(Saved entries)
---+---

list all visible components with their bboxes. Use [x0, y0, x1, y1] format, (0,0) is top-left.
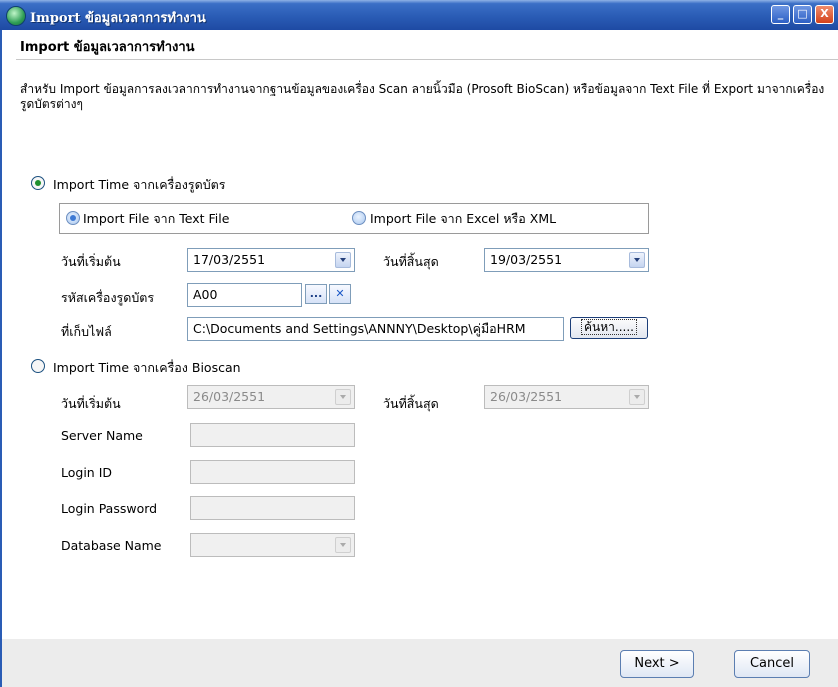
database-name-field[interactable]: [190, 533, 355, 557]
server-name-field[interactable]: [190, 423, 355, 447]
text-file-radio[interactable]: [66, 211, 80, 225]
bioscan-end-date-value: 26/03/2551: [490, 389, 563, 404]
end-date-label: วันที่สิ้นสุด: [383, 254, 439, 269]
database-name-label: Database Name: [61, 538, 162, 553]
window-title: Import ข้อมูลเวลาการทำงาน: [30, 11, 206, 26]
end-date-field[interactable]: 19/03/2551: [484, 248, 649, 272]
import-dialog: Import ข้อมูลเวลาการทำงาน _ □ X Import ข…: [0, 0, 838, 687]
bioscan-start-date-value: 26/03/2551: [193, 389, 266, 404]
page-description: สำหรับ Import ข้อมูลการลงเวลาการทำงานจาก…: [20, 82, 825, 111]
bioscan-radio[interactable]: [31, 359, 45, 373]
chevron-down-icon[interactable]: [335, 252, 351, 268]
bioscan-end-date-label: วันที่สิ้นสุด: [383, 396, 439, 411]
bioscan-label[interactable]: Import Time จากเครื่อง Bioscan: [53, 358, 241, 378]
next-button[interactable]: Next >: [620, 650, 694, 678]
header-divider: [16, 59, 838, 60]
title-bar[interactable]: Import ข้อมูลเวลาการทำงาน _ □ X: [0, 0, 838, 30]
lookup-button[interactable]: ...: [305, 284, 327, 304]
file-path-field[interactable]: C:\Documents and Settings\ANNNY\Desktop\…: [187, 317, 564, 341]
card-reader-label[interactable]: Import Time จากเครื่องรูดบัตร: [53, 175, 226, 195]
server-name-label: Server Name: [61, 428, 143, 443]
end-date-value: 19/03/2551: [490, 252, 563, 267]
file-path-value: C:\Documents and Settings\ANNNY\Desktop\…: [193, 321, 526, 336]
login-password-label: Login Password: [61, 501, 158, 516]
close-button[interactable]: X: [815, 5, 834, 24]
minimize-button[interactable]: _: [771, 5, 790, 24]
cancel-button[interactable]: Cancel: [734, 650, 810, 678]
file-location-label: ที่เก็บไฟล์: [61, 324, 112, 339]
bioscan-start-date-field[interactable]: 26/03/2551: [187, 385, 355, 409]
wizard-footer: [0, 639, 838, 687]
login-id-label: Login ID: [61, 465, 113, 480]
chevron-down-icon[interactable]: [629, 389, 645, 405]
page-title: Import ข้อมูลเวลาการทำงาน: [20, 40, 195, 55]
machine-code-field[interactable]: A00: [187, 283, 302, 307]
machine-code-value: A00: [193, 287, 218, 302]
excel-xml-label[interactable]: Import File จาก Excel หรือ XML: [370, 209, 556, 229]
chevron-down-icon[interactable]: [335, 537, 351, 553]
start-date-label: วันที่เริ่มต้น: [61, 254, 121, 269]
bioscan-start-date-label: วันที่เริ่มต้น: [61, 396, 121, 411]
maximize-button[interactable]: □: [793, 5, 812, 24]
browse-label: ค้นหา.....: [581, 319, 637, 335]
login-id-field[interactable]: [190, 460, 355, 484]
wizard-header: Import ข้อมูลเวลาการทำงาน สำหรับ Import …: [0, 30, 838, 148]
bioscan-end-date-field[interactable]: 26/03/2551: [484, 385, 649, 409]
excel-xml-radio[interactable]: [352, 211, 366, 225]
chevron-down-icon[interactable]: [629, 252, 645, 268]
chevron-down-icon[interactable]: [335, 389, 351, 405]
machine-code-label: รหัสเครื่องรูดบัตร: [61, 290, 155, 305]
browse-button[interactable]: ค้นหา.....: [570, 317, 648, 339]
card-reader-radio[interactable]: [31, 176, 45, 190]
start-date-field[interactable]: 17/03/2551: [187, 248, 355, 272]
start-date-value: 17/03/2551: [193, 252, 266, 267]
clear-icon[interactable]: ✕: [329, 284, 351, 304]
text-file-label[interactable]: Import File จาก Text File: [83, 209, 229, 229]
login-password-field[interactable]: [190, 496, 355, 520]
app-icon: [6, 6, 26, 26]
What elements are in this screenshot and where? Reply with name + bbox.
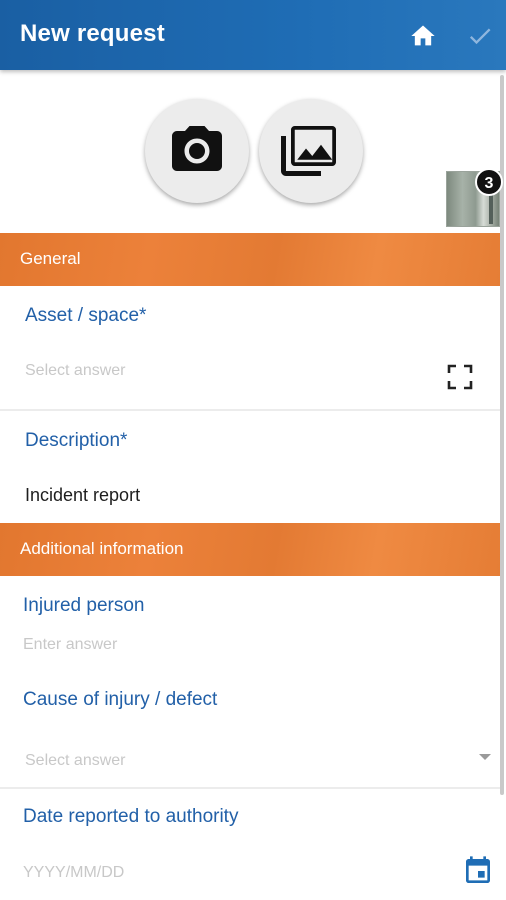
chevron-down-icon[interactable] [478, 749, 492, 760]
attachment-count-badge: 3 [475, 168, 503, 196]
gallery-icon [281, 126, 336, 176]
date-label: Date reported to authority [23, 806, 239, 827]
scan-icon [447, 364, 473, 390]
divider [0, 409, 500, 411]
gallery-button[interactable] [259, 99, 363, 203]
scan-button[interactable] [446, 363, 474, 391]
calendar-icon [466, 856, 490, 883]
confirm-button[interactable] [466, 22, 494, 50]
injured-person-label: Injured person [23, 595, 145, 616]
asset-label: Asset / space* [25, 305, 147, 326]
description-field[interactable]: Incident report [25, 485, 140, 506]
app-bar: New request [0, 0, 506, 70]
section-general: General [0, 233, 500, 286]
calendar-button[interactable] [462, 855, 494, 887]
camera-icon [172, 126, 222, 171]
check-icon [469, 28, 491, 45]
home-button[interactable] [408, 22, 438, 50]
divider [0, 787, 500, 789]
asset-select[interactable]: Select answer [25, 362, 126, 380]
date-input[interactable]: YYYY/MM/DD [23, 864, 124, 882]
cause-select[interactable]: Select answer [25, 752, 126, 770]
camera-button[interactable] [145, 99, 249, 203]
page-title: New request [20, 20, 165, 47]
description-label: Description* [25, 430, 128, 451]
section-additional-information: Additional information [0, 523, 500, 576]
injured-person-input[interactable]: Enter answer [23, 636, 117, 654]
home-icon [411, 25, 435, 46]
cause-label: Cause of injury / defect [23, 689, 218, 710]
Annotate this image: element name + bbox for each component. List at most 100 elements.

---+---

→ **Exercise instructions**
Copy out every one of the saved entries above again, word for word, leaving out the pictures.

→ **Exercise result**
list all visible components with their bboxes. Use [x0, y0, x1, y1] format, (0,0) is top-left.
database-name-field[interactable]: [190, 533, 355, 557]
server-name-field[interactable]: [190, 423, 355, 447]
text-file-radio[interactable]: [66, 211, 80, 225]
bioscan-end-date-value: 26/03/2551: [490, 389, 563, 404]
end-date-label: วันที่สิ้นสุด: [383, 254, 439, 269]
database-name-label: Database Name: [61, 538, 162, 553]
window-title: Import ข้อมูลเวลาการทำงาน: [30, 11, 206, 26]
end-date-field[interactable]: 19/03/2551: [484, 248, 649, 272]
import-dialog: Import ข้อมูลเวลาการทำงาน _ □ X Import ข…: [0, 0, 838, 687]
bioscan-start-date-value: 26/03/2551: [193, 389, 266, 404]
page-description: สำหรับ Import ข้อมูลการลงเวลาการทำงานจาก…: [20, 82, 825, 111]
bioscan-radio[interactable]: [31, 359, 45, 373]
chevron-down-icon[interactable]: [335, 252, 351, 268]
bioscan-end-date-label: วันที่สิ้นสุด: [383, 396, 439, 411]
bioscan-label[interactable]: Import Time จากเครื่อง Bioscan: [53, 358, 241, 378]
next-button[interactable]: Next >: [620, 650, 694, 678]
header-divider: [16, 59, 838, 60]
title-bar[interactable]: Import ข้อมูลเวลาการทำงาน _ □ X: [0, 0, 838, 30]
lookup-button[interactable]: ...: [305, 284, 327, 304]
file-path-field[interactable]: C:\Documents and Settings\ANNNY\Desktop\…: [187, 317, 564, 341]
card-reader-label[interactable]: Import Time จากเครื่องรูดบัตร: [53, 175, 226, 195]
server-name-label: Server Name: [61, 428, 143, 443]
end-date-value: 19/03/2551: [490, 252, 563, 267]
file-path-value: C:\Documents and Settings\ANNNY\Desktop\…: [193, 321, 526, 336]
login-password-label: Login Password: [61, 501, 158, 516]
close-button[interactable]: X: [815, 5, 834, 24]
minimize-button[interactable]: _: [771, 5, 790, 24]
cancel-button[interactable]: Cancel: [734, 650, 810, 678]
file-location-label: ที่เก็บไฟล์: [61, 324, 112, 339]
bioscan-start-date-field[interactable]: 26/03/2551: [187, 385, 355, 409]
wizard-footer: [0, 639, 838, 687]
login-id-label: Login ID: [61, 465, 113, 480]
chevron-down-icon[interactable]: [629, 389, 645, 405]
page-title: Import ข้อมูลเวลาการทำงาน: [20, 40, 195, 55]
machine-code-field[interactable]: A00: [187, 283, 302, 307]
machine-code-value: A00: [193, 287, 218, 302]
excel-xml-label[interactable]: Import File จาก Excel หรือ XML: [370, 209, 556, 229]
chevron-down-icon[interactable]: [335, 537, 351, 553]
start-date-label: วันที่เริ่มต้น: [61, 254, 121, 269]
bioscan-start-date-label: วันที่เริ่มต้น: [61, 396, 121, 411]
maximize-button[interactable]: □: [793, 5, 812, 24]
browse-label: ค้นหา.....: [581, 319, 637, 335]
login-id-field[interactable]: [190, 460, 355, 484]
wizard-header: Import ข้อมูลเวลาการทำงาน สำหรับ Import …: [0, 30, 838, 148]
bioscan-end-date-field[interactable]: 26/03/2551: [484, 385, 649, 409]
excel-xml-radio[interactable]: [352, 211, 366, 225]
chevron-down-icon[interactable]: [629, 252, 645, 268]
chevron-down-icon[interactable]: [335, 389, 351, 405]
machine-code-label: รหัสเครื่องรูดบัตร: [61, 290, 155, 305]
browse-button[interactable]: ค้นหา.....: [570, 317, 648, 339]
card-reader-radio[interactable]: [31, 176, 45, 190]
start-date-field[interactable]: 17/03/2551: [187, 248, 355, 272]
start-date-value: 17/03/2551: [193, 252, 266, 267]
clear-icon[interactable]: ✕: [329, 284, 351, 304]
text-file-label[interactable]: Import File จาก Text File: [83, 209, 229, 229]
login-password-field[interactable]: [190, 496, 355, 520]
app-icon: [6, 6, 26, 26]
What elements are in this screenshot and where? Reply with name + bbox.
chevron-down-icon[interactable] [478, 749, 492, 760]
attachment-count-badge: 3 [475, 168, 503, 196]
gallery-icon [281, 126, 336, 176]
date-label: Date reported to authority [23, 806, 239, 827]
scan-icon [447, 364, 473, 390]
divider [0, 409, 500, 411]
gallery-button[interactable] [259, 99, 363, 203]
scan-button[interactable] [446, 363, 474, 391]
calendar-icon [466, 856, 490, 883]
confirm-button[interactable] [466, 22, 494, 50]
injured-person-label: Injured person [23, 595, 145, 616]
asset-label: Asset / space* [25, 305, 147, 326]
description-field[interactable]: Incident report [25, 485, 140, 506]
app-bar: New request [0, 0, 506, 70]
section-general: General [0, 233, 500, 286]
calendar-button[interactable] [462, 855, 494, 887]
camera-icon [172, 126, 222, 171]
check-icon [469, 28, 491, 45]
home-button[interactable] [408, 22, 438, 50]
divider [0, 787, 500, 789]
asset-select[interactable]: Select answer [25, 362, 126, 380]
date-input[interactable]: YYYY/MM/DD [23, 864, 124, 882]
cause-select[interactable]: Select answer [25, 752, 126, 770]
camera-button[interactable] [145, 99, 249, 203]
page-title: New request [20, 20, 165, 47]
description-label: Description* [25, 430, 128, 451]
section-additional-information: Additional information [0, 523, 500, 576]
injured-person-input[interactable]: Enter answer [23, 636, 117, 654]
home-icon [411, 25, 435, 46]
cause-label: Cause of injury / defect [23, 689, 218, 710]
Annotate this image: element name + bbox for each component. List at most 100 elements.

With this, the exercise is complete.